Directions =>
Select and reproduce each line of the listing below that bears the string "presentado".

Given entries =>
==============================

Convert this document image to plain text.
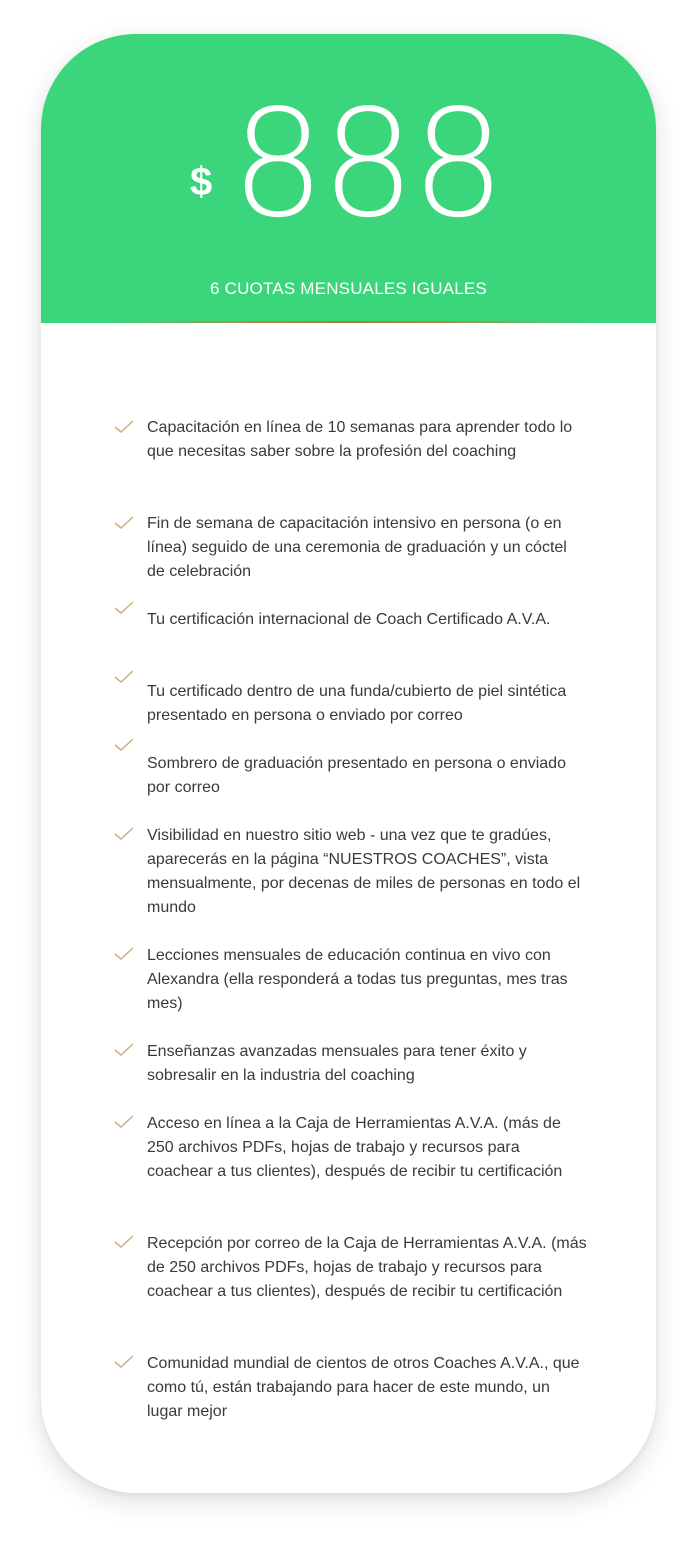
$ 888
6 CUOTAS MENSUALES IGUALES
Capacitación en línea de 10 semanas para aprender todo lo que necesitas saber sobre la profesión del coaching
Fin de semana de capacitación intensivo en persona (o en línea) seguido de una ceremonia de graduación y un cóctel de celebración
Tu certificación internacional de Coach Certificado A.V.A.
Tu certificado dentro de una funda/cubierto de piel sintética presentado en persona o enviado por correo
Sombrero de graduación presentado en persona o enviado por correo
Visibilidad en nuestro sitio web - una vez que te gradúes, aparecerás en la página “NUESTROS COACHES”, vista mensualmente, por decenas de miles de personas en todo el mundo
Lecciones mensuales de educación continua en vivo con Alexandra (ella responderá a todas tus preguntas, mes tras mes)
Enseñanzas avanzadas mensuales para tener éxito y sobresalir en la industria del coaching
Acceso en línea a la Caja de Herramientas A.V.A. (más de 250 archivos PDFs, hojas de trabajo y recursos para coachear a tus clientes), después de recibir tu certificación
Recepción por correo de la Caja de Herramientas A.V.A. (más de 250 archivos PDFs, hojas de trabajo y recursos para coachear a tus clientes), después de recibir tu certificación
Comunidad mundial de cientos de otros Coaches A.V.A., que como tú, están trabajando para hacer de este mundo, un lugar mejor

==============================

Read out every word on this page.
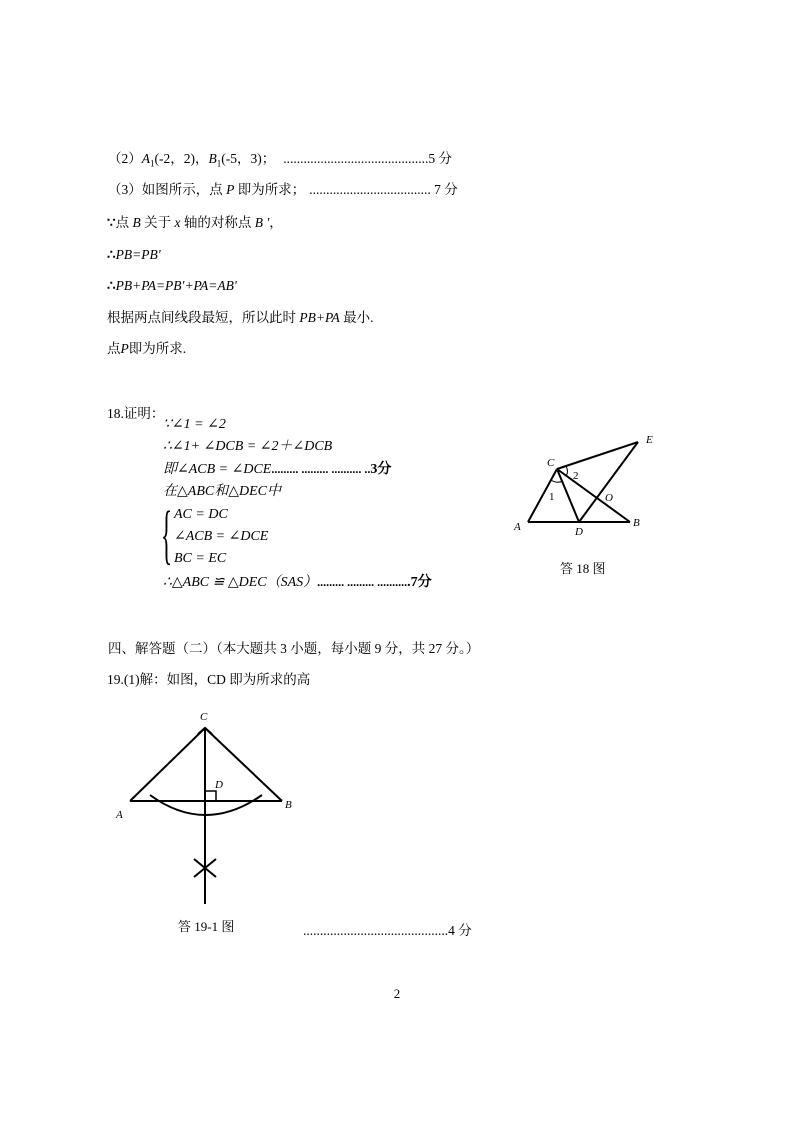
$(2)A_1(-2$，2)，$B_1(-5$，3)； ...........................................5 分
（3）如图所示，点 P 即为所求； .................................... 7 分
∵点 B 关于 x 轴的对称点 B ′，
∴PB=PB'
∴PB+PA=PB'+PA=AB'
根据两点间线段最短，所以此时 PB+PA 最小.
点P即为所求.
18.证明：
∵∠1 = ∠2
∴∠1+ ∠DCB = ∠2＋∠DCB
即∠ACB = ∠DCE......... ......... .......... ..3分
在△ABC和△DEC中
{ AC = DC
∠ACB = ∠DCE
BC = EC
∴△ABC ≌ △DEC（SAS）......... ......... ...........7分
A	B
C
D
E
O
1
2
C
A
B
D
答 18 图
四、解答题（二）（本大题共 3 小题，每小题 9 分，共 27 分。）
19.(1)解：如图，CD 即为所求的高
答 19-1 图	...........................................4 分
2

==============================

Exercise result =>
Tu certificado dentro de una funda/cubierto de piel sintética presentado en persona o enviado por correo
Sombrero de graduación presentado en persona o enviado por correo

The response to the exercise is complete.